### Work to do
Say how many lines contain the string "защиты". Give no other output.

### Dataset records
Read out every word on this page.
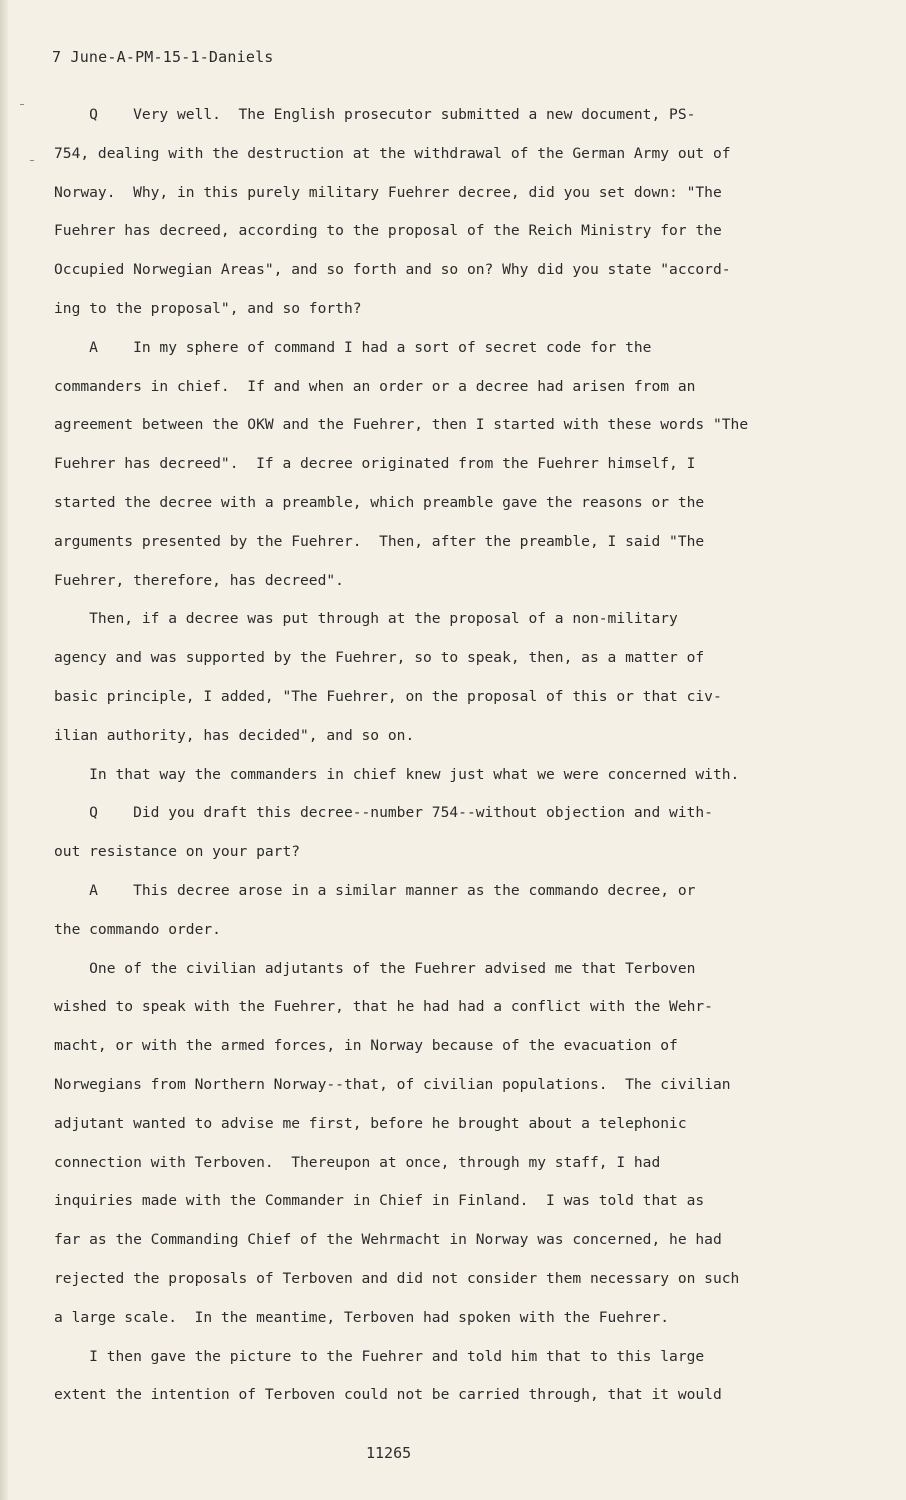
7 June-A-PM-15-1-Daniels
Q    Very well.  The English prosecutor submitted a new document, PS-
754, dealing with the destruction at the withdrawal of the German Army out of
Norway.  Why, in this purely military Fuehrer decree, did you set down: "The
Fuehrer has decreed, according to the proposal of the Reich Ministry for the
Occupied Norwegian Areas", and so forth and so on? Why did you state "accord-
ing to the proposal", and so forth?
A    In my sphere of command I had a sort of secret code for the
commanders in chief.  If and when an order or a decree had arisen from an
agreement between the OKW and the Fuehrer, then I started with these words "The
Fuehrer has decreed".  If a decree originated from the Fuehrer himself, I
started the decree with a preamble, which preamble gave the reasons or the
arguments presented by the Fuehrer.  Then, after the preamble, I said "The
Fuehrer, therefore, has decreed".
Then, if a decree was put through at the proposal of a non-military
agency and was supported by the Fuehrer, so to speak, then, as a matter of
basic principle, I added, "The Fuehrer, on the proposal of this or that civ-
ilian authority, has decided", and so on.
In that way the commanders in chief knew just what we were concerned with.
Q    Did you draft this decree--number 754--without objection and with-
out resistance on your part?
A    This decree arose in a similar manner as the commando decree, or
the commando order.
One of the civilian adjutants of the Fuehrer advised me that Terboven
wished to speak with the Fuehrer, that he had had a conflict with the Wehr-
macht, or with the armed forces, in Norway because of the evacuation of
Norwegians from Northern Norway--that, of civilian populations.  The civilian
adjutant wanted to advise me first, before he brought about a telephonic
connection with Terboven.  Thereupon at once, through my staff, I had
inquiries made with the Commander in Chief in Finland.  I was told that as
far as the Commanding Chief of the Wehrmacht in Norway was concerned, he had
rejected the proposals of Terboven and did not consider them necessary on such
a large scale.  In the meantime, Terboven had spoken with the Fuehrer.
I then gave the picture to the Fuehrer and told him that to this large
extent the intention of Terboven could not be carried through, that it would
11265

---

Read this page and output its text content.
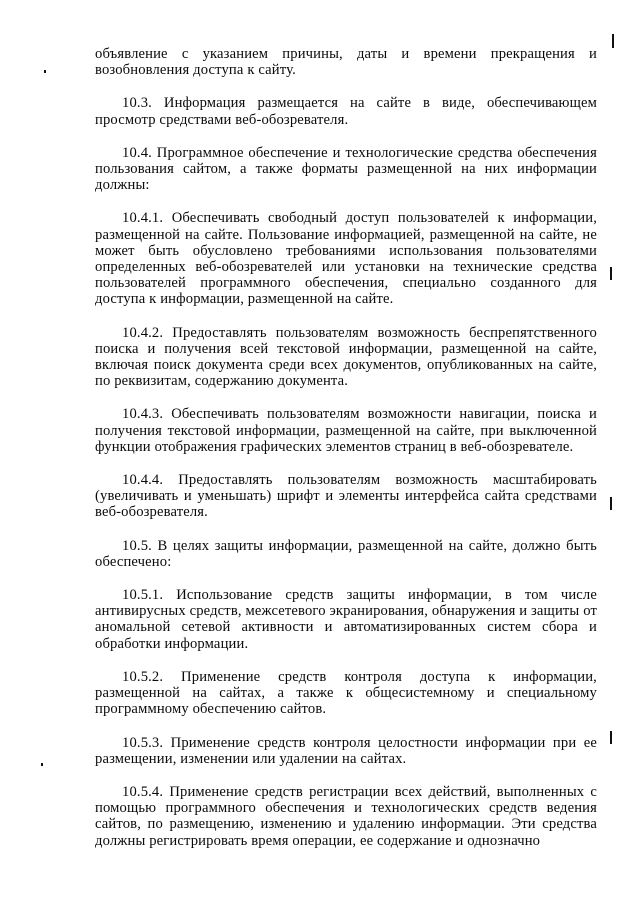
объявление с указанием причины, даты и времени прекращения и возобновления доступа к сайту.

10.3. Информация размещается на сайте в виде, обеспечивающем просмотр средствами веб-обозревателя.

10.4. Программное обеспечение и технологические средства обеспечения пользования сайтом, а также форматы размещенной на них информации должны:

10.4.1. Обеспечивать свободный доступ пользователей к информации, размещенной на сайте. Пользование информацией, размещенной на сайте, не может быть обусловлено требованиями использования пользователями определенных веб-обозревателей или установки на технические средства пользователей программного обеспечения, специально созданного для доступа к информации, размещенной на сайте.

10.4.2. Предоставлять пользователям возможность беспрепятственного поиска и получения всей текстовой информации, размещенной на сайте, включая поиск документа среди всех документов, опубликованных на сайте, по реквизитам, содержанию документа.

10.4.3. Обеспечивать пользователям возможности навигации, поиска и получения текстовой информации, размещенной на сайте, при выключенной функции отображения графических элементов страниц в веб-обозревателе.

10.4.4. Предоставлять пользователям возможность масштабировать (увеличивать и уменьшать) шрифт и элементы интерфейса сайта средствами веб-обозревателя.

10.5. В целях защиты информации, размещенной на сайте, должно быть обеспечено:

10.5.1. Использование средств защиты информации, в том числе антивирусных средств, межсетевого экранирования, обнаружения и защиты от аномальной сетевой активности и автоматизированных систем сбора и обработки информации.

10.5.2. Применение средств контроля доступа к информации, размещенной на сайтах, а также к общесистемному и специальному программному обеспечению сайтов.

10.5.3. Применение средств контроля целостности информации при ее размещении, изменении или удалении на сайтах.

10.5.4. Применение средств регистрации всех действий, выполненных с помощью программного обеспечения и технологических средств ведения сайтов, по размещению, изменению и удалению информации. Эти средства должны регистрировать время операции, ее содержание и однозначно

### Response
2